Aim of the exercise. Work out the number of lines in the records that include the word "Disease"; reply with that number alone.

>> begin

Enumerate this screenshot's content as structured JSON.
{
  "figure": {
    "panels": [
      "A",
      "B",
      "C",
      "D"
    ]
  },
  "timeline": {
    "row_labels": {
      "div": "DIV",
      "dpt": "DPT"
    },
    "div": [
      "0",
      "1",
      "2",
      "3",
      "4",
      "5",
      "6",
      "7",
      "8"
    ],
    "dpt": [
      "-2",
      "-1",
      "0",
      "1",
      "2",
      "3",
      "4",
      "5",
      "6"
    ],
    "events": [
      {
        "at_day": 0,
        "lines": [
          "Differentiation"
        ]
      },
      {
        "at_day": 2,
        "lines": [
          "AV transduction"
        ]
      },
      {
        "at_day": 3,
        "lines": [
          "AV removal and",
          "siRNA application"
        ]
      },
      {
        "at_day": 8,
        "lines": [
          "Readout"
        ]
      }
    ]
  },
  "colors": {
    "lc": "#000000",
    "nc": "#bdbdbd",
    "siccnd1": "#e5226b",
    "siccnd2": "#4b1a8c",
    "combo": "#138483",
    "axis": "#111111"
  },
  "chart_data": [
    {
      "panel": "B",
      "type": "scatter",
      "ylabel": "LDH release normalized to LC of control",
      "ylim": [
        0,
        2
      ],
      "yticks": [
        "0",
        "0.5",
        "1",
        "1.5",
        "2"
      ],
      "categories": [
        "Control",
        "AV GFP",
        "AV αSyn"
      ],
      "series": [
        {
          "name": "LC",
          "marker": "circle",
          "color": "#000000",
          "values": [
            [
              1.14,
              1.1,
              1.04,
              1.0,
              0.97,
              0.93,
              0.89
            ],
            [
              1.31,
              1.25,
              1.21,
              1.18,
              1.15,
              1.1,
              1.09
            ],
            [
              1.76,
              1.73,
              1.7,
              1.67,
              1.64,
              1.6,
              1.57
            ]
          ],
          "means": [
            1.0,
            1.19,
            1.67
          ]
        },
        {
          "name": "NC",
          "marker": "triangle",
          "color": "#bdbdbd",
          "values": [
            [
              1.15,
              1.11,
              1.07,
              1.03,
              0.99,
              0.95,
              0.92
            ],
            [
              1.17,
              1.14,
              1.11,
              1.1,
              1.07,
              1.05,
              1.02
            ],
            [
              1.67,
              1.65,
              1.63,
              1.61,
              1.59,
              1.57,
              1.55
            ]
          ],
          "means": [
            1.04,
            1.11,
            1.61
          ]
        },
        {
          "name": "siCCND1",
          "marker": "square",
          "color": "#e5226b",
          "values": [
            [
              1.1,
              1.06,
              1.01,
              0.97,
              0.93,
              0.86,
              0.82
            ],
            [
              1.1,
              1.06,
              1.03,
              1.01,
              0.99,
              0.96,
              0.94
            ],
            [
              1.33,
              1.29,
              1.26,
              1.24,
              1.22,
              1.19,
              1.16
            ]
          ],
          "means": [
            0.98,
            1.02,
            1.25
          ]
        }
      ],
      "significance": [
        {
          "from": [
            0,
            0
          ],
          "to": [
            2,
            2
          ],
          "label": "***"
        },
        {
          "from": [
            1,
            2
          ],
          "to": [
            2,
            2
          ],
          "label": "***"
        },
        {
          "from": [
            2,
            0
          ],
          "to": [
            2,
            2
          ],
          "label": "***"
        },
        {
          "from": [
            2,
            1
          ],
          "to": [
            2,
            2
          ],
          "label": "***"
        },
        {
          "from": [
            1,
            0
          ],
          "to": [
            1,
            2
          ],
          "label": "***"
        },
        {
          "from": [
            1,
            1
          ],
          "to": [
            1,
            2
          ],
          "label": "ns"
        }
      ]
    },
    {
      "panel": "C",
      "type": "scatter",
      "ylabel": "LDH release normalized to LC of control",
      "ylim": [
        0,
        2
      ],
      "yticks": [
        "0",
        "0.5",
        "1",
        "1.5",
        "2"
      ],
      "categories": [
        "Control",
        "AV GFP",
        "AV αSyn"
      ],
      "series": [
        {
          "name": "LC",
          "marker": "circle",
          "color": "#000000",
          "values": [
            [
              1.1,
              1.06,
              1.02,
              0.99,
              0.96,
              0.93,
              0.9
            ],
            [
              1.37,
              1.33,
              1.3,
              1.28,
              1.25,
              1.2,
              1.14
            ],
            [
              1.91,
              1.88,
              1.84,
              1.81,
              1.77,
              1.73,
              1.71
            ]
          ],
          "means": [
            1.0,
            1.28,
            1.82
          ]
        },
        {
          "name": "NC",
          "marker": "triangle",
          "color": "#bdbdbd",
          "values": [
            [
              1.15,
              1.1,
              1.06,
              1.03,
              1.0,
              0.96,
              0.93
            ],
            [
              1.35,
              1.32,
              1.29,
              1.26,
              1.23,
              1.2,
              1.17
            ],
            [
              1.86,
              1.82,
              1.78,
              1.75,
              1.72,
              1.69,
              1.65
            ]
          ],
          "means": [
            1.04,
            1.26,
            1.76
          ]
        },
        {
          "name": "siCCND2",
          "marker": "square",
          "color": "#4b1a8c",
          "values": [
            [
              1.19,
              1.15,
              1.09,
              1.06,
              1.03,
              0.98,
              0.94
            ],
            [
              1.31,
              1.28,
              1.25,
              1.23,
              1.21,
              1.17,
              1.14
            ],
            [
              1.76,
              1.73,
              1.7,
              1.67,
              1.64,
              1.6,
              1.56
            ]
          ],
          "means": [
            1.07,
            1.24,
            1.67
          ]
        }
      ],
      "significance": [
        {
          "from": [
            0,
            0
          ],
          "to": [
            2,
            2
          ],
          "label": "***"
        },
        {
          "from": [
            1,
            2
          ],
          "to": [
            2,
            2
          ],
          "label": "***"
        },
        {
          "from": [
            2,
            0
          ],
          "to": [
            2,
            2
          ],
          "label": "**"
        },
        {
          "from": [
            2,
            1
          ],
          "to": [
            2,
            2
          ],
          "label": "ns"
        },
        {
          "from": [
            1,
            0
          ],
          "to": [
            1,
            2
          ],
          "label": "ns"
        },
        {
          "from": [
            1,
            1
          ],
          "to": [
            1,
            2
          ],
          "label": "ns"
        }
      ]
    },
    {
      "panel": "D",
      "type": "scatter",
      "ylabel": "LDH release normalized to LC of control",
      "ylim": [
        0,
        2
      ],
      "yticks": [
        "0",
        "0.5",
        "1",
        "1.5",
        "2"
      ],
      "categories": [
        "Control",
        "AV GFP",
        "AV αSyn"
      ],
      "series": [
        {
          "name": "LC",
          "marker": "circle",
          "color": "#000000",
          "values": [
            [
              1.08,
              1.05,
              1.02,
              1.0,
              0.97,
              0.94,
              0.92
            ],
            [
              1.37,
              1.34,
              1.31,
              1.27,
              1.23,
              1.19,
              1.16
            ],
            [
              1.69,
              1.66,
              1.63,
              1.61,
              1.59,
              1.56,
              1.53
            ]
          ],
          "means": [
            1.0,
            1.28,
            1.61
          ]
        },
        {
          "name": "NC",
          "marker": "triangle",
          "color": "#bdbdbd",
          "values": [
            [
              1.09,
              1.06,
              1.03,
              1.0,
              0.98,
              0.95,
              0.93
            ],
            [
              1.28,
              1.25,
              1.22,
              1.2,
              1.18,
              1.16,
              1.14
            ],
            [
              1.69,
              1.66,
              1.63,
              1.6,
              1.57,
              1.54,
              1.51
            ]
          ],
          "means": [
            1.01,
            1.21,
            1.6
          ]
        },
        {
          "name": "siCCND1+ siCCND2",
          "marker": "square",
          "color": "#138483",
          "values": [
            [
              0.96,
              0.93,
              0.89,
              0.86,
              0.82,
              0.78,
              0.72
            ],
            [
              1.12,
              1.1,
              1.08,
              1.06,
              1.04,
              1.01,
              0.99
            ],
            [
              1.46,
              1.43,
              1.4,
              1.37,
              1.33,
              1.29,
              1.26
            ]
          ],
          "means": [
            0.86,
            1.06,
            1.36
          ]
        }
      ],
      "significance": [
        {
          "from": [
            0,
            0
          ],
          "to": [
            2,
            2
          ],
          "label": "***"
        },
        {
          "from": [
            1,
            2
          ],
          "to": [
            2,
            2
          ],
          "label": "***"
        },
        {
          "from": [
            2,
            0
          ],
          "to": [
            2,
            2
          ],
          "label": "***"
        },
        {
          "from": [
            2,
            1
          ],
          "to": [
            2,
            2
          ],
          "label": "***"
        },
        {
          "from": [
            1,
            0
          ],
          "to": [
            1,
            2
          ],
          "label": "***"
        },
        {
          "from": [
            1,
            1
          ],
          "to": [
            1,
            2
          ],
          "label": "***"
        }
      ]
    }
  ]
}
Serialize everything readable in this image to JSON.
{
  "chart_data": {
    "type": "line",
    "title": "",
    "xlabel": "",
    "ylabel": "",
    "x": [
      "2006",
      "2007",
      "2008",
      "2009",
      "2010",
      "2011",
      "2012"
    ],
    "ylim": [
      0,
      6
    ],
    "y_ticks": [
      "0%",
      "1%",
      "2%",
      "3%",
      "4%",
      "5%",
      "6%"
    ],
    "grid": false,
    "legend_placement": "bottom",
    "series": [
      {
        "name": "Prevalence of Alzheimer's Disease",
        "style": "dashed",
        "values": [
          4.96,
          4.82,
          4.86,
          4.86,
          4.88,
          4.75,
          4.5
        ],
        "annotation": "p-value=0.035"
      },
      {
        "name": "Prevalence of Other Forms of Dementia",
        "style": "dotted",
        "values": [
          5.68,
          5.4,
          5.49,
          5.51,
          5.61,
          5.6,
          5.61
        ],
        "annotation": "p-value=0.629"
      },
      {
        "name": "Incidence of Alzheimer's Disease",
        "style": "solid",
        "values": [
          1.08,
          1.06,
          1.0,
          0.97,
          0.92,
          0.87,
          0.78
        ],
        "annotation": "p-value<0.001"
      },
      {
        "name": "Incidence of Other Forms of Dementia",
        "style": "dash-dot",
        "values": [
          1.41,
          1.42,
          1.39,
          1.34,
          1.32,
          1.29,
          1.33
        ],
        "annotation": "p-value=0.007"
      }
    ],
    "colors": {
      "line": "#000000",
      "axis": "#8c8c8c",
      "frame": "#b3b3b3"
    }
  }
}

>> end

Answer in full. 2